RECORDS SUPPLIED =

• • • • •

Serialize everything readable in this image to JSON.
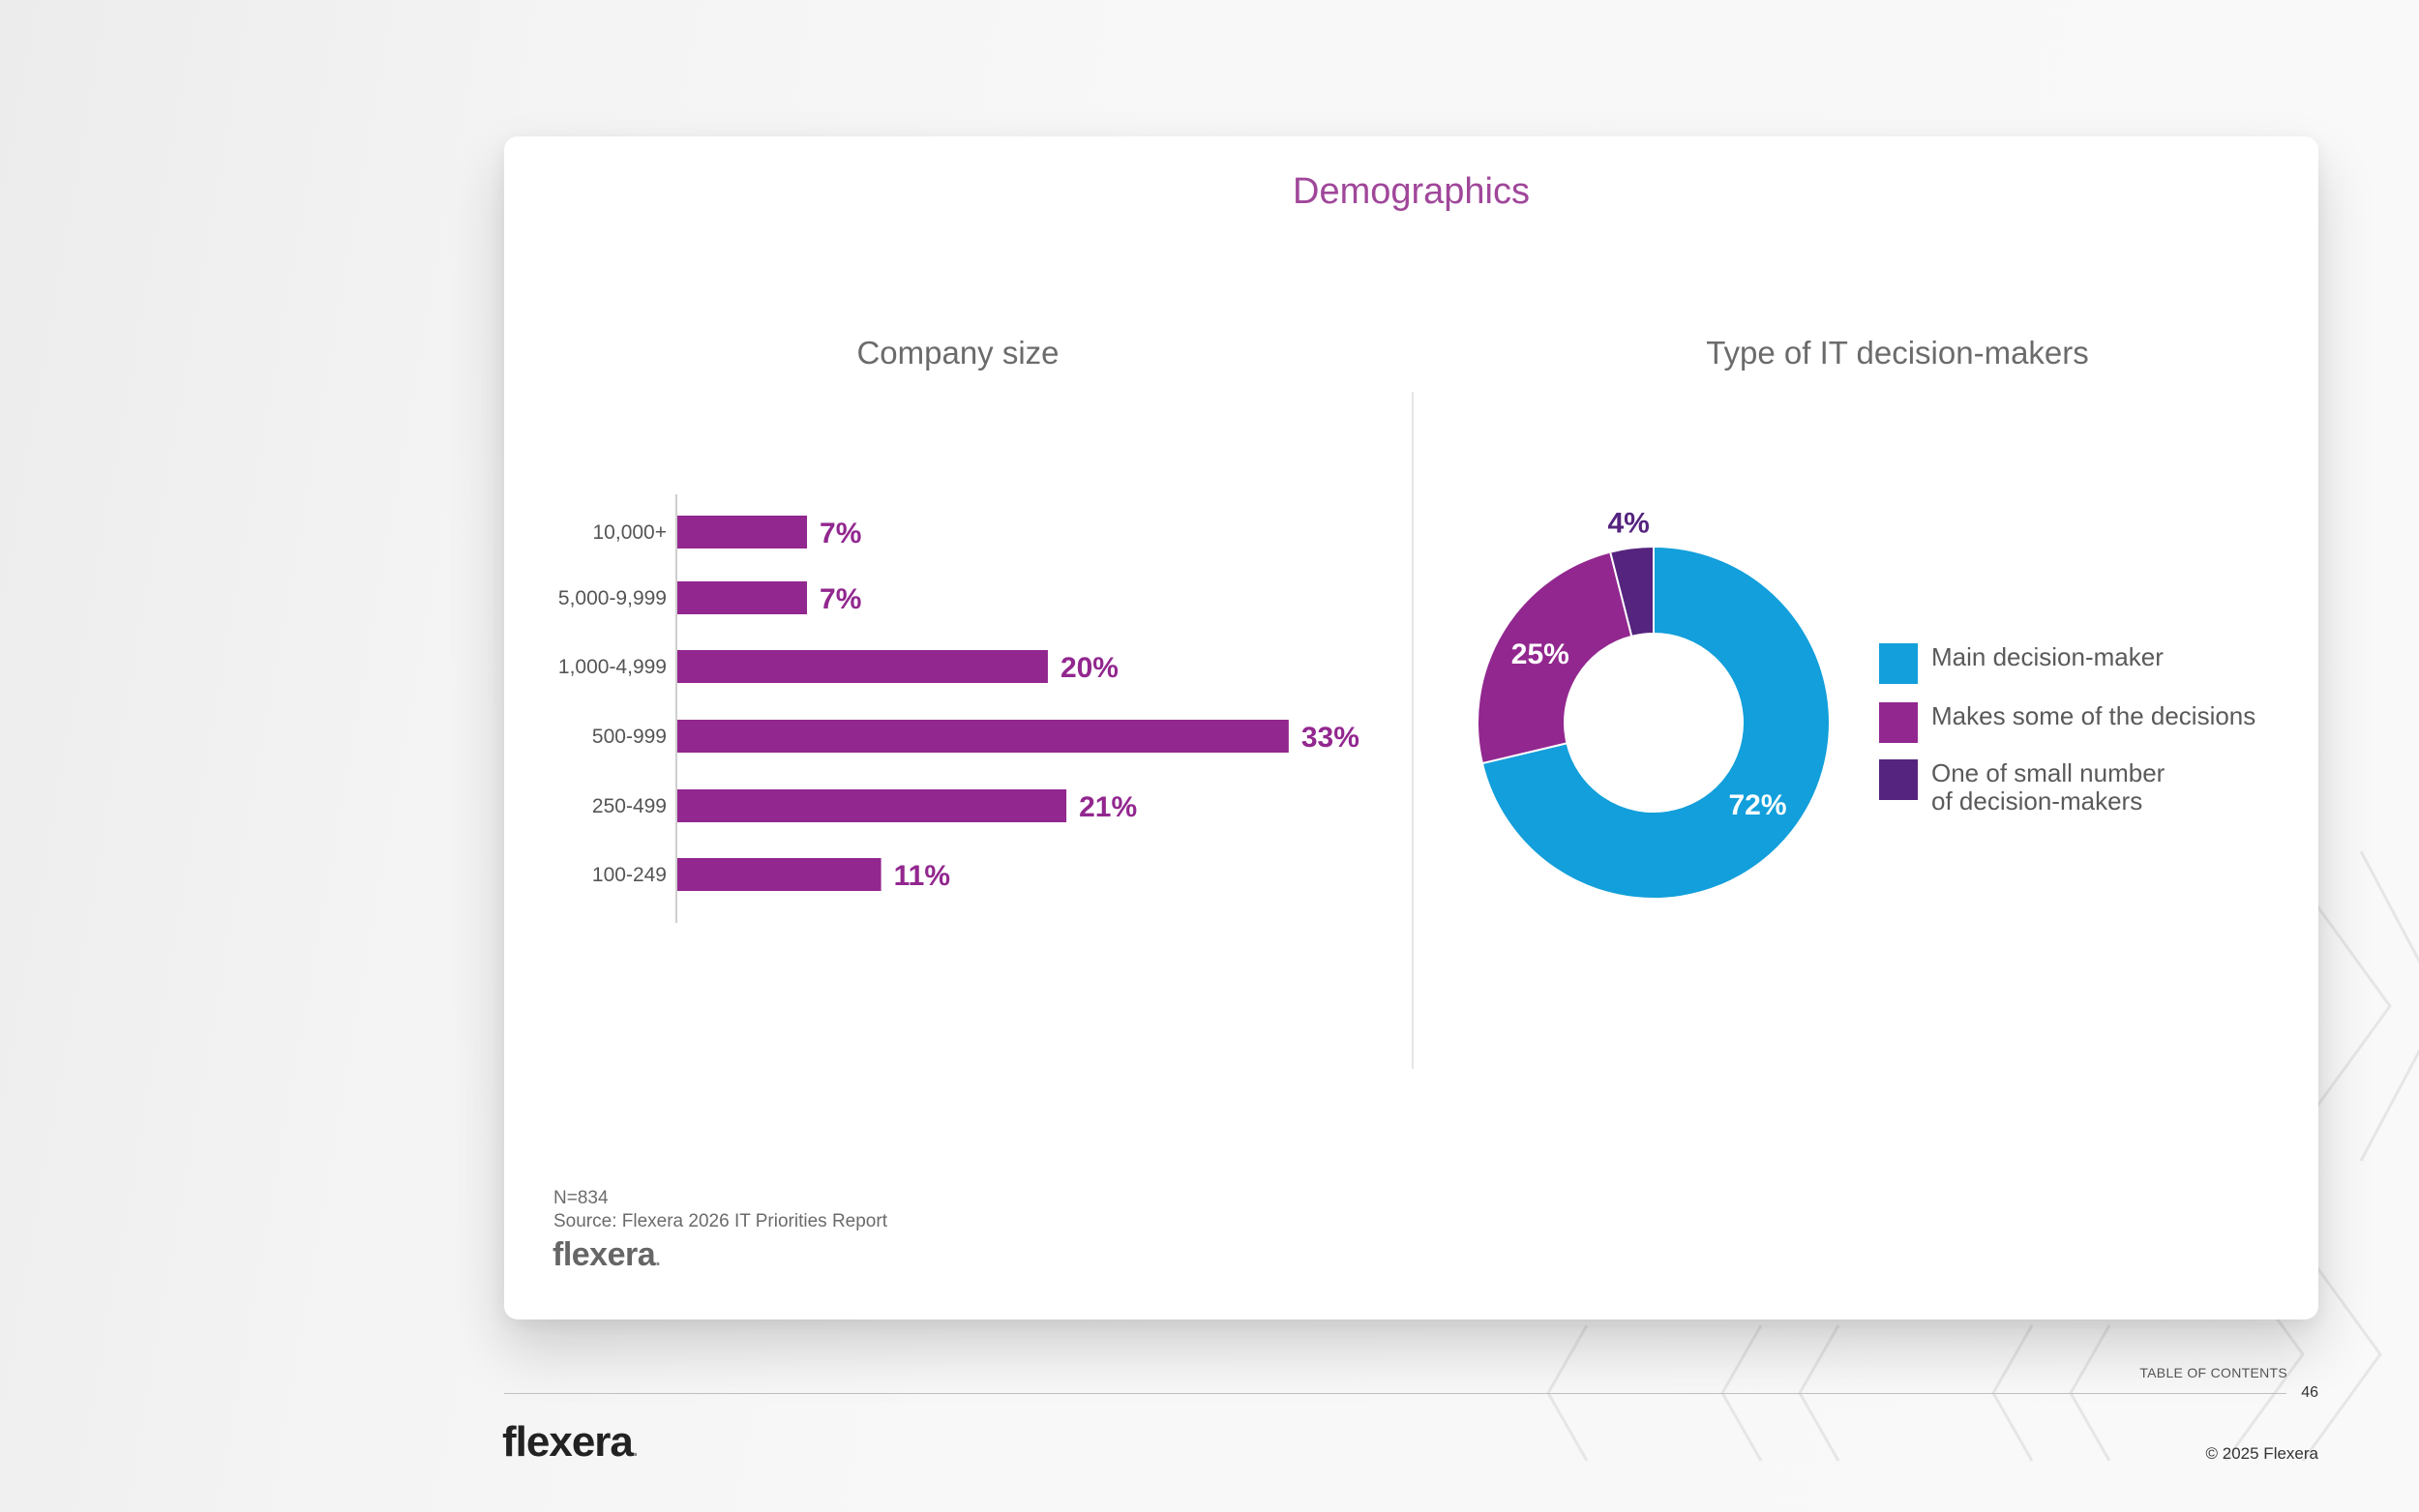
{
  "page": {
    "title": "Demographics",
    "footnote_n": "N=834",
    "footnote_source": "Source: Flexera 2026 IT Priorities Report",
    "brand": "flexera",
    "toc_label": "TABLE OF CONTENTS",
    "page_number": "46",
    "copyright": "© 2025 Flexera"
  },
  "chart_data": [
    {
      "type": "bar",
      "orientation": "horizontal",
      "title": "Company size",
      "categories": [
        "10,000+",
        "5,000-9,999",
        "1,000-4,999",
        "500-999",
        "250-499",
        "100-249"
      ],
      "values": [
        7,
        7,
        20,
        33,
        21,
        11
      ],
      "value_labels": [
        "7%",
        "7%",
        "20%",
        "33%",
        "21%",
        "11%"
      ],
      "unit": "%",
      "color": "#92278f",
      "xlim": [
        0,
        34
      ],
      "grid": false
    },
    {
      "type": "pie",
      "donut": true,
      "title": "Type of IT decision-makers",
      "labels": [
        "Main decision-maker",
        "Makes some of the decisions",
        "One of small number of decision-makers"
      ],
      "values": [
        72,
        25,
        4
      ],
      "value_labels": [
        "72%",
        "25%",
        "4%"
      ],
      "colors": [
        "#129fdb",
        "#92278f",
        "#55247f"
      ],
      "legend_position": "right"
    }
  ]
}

• • • • •

Without including the pictures, return each record above exactly as it stands.

Serialize everything readable in this image to JSON.
{
  "page": {
    "title": "Demographics",
    "footnote_n": "N=834",
    "footnote_source": "Source: Flexera 2026 IT Priorities Report",
    "brand": "flexera",
    "toc_label": "TABLE OF CONTENTS",
    "page_number": "46",
    "copyright": "© 2025 Flexera"
  },
  "chart_data": [
    {
      "type": "bar",
      "orientation": "horizontal",
      "title": "Company size",
      "categories": [
        "10,000+",
        "5,000-9,999",
        "1,000-4,999",
        "500-999",
        "250-499",
        "100-249"
      ],
      "values": [
        7,
        7,
        20,
        33,
        21,
        11
      ],
      "value_labels": [
        "7%",
        "7%",
        "20%",
        "33%",
        "21%",
        "11%"
      ],
      "unit": "%",
      "color": "#92278f",
      "xlim": [
        0,
        34
      ],
      "grid": false
    },
    {
      "type": "pie",
      "donut": true,
      "title": "Type of IT decision-makers",
      "labels": [
        "Main decision-maker",
        "Makes some of the decisions",
        "One of small number of decision-makers"
      ],
      "values": [
        72,
        25,
        4
      ],
      "value_labels": [
        "72%",
        "25%",
        "4%"
      ],
      "colors": [
        "#129fdb",
        "#92278f",
        "#55247f"
      ],
      "legend_position": "right"
    }
  ]
}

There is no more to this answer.